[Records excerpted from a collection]

┄┄┄┄┄┄┄┄┄┄

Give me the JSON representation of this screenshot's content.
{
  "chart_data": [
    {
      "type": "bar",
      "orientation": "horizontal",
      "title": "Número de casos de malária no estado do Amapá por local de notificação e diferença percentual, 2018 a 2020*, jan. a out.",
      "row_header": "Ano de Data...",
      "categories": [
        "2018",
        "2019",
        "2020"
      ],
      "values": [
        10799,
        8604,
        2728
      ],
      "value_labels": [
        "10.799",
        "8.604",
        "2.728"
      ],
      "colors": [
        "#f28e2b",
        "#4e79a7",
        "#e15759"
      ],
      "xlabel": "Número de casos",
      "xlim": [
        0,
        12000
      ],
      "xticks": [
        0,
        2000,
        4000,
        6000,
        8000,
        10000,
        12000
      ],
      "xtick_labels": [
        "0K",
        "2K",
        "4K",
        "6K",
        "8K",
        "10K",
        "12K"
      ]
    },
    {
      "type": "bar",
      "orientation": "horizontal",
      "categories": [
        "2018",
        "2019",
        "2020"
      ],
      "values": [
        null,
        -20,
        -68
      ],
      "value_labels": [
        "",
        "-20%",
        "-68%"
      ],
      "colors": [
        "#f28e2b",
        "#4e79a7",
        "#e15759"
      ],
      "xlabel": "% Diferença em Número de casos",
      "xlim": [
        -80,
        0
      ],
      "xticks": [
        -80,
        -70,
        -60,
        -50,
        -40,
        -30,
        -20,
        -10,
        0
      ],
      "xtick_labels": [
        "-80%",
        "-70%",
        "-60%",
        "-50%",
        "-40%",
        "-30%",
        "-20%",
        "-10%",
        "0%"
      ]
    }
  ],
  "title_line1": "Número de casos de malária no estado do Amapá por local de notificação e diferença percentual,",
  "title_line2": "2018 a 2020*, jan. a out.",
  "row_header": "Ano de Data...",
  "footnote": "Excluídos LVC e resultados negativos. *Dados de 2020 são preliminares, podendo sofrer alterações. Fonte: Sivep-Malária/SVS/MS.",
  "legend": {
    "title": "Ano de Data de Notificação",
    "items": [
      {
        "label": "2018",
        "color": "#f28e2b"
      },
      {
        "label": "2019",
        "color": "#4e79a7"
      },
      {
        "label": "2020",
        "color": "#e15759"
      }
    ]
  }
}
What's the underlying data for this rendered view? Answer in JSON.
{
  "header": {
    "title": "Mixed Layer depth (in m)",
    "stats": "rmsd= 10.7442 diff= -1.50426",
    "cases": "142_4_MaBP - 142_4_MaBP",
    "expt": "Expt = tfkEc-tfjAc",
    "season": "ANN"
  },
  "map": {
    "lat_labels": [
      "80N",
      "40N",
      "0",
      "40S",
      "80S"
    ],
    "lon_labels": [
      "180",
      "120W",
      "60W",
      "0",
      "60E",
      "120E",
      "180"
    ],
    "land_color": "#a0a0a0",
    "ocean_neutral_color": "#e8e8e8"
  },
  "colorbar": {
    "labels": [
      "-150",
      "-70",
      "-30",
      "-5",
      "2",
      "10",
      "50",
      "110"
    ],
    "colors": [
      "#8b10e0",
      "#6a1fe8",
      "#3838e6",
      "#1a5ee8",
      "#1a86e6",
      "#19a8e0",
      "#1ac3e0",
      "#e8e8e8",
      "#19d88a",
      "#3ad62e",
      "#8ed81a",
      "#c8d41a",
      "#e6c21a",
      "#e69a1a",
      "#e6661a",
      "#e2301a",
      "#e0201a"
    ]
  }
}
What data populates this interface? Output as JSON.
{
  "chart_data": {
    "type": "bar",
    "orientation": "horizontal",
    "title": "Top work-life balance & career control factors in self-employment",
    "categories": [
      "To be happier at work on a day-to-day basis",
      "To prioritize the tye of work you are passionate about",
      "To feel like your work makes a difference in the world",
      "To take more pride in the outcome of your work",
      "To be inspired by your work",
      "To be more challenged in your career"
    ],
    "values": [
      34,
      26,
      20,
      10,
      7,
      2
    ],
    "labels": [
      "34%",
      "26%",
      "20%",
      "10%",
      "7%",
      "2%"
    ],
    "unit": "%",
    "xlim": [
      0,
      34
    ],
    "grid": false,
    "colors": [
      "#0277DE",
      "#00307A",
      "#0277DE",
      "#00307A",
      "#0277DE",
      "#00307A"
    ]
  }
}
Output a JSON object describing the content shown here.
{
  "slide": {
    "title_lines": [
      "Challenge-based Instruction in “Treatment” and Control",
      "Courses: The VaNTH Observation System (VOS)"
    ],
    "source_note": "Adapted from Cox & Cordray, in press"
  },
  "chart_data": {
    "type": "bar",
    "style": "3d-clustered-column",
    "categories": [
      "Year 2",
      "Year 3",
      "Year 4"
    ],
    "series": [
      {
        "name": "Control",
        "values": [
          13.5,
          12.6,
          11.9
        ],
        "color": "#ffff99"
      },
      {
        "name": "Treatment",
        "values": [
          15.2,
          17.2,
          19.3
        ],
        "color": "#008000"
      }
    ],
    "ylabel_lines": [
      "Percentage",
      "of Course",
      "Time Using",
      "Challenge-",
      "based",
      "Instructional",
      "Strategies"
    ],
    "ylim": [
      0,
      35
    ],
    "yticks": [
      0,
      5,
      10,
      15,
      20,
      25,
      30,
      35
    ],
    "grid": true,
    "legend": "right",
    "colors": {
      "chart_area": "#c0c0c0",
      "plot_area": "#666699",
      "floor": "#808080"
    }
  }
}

┄┄┄┄┄┄┄┄┄┄

◆ **The request**:
Copy each line above containing the string "Output".

◆ **Response below**:
What data populates this interface? Output as JSON.
Output a JSON object describing the content shown here.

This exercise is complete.